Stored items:
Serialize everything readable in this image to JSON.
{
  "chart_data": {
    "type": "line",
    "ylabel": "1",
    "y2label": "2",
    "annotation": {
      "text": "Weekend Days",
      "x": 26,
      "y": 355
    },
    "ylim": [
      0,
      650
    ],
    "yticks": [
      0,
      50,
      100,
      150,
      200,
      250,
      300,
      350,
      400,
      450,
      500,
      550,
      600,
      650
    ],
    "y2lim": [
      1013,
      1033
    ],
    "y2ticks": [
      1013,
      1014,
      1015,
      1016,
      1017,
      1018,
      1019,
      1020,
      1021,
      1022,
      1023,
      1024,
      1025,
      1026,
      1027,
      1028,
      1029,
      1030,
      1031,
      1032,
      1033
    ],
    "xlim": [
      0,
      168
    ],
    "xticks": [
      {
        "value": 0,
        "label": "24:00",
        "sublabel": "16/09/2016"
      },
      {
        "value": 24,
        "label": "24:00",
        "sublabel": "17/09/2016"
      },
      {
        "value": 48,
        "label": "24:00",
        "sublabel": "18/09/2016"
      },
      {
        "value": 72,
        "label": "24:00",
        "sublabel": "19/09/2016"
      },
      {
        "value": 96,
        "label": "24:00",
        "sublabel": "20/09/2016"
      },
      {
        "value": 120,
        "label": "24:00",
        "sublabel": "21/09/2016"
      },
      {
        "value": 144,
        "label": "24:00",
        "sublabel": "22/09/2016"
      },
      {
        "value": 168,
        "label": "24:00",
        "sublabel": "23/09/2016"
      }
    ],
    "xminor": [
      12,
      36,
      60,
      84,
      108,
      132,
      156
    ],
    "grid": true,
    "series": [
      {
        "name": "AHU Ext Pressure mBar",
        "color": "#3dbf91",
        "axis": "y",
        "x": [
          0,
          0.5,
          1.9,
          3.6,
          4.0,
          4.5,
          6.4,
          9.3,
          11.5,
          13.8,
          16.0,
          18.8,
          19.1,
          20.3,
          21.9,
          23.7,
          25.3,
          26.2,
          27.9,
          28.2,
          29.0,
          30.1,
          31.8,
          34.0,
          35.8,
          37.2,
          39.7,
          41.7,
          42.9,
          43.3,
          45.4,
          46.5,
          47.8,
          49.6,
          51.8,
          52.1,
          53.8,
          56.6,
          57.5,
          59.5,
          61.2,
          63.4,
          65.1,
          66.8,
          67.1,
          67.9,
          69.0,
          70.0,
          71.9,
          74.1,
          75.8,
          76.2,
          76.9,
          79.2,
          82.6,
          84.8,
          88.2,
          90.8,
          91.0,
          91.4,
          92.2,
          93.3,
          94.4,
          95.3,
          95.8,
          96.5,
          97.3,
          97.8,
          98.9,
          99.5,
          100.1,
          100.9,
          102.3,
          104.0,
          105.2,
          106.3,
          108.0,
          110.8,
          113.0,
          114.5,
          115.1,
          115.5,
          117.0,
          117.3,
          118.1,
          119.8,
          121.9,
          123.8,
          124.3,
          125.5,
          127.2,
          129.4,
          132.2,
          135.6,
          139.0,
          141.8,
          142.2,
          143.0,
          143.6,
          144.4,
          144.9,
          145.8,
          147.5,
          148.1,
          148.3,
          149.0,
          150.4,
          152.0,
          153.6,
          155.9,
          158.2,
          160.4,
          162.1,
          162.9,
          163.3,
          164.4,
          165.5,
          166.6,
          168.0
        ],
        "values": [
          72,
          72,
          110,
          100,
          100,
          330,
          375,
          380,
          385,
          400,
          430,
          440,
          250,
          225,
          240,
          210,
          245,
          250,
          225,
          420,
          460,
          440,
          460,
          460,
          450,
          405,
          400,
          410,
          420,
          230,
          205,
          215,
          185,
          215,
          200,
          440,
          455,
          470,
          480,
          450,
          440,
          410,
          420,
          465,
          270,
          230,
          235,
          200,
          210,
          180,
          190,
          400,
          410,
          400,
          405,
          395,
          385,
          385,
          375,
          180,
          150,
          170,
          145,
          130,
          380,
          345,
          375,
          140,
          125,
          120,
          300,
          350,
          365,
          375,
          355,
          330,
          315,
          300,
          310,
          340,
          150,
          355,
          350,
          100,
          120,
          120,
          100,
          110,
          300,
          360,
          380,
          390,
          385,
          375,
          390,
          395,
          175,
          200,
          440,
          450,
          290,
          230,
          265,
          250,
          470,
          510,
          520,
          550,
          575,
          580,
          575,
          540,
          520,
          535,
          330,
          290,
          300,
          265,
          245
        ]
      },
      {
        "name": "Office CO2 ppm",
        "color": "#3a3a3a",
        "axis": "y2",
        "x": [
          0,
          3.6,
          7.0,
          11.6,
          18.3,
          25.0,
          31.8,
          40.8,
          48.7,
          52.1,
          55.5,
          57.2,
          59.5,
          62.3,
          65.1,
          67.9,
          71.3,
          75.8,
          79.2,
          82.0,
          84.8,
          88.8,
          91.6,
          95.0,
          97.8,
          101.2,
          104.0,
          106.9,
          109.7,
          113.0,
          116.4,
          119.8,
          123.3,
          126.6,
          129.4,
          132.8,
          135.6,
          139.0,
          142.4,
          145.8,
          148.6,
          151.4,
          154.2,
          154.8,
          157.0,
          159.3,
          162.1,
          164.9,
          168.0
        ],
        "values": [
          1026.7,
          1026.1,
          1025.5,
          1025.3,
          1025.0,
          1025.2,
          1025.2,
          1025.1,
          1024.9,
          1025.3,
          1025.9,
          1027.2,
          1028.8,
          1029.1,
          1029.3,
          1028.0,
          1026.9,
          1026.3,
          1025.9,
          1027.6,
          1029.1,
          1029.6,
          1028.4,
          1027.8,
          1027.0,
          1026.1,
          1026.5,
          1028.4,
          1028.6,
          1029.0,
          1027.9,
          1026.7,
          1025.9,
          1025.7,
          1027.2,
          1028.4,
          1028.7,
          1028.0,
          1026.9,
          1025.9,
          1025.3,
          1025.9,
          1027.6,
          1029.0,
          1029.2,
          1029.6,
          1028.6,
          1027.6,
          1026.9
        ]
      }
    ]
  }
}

GIVEN PROBLEM :: Search the listing for the string "name". Copy each line where it turns up.

PROBLEM SOLUTION ::
        "name": "AHU Ext Pressure mBar",
        "name": "Office CO2 ppm",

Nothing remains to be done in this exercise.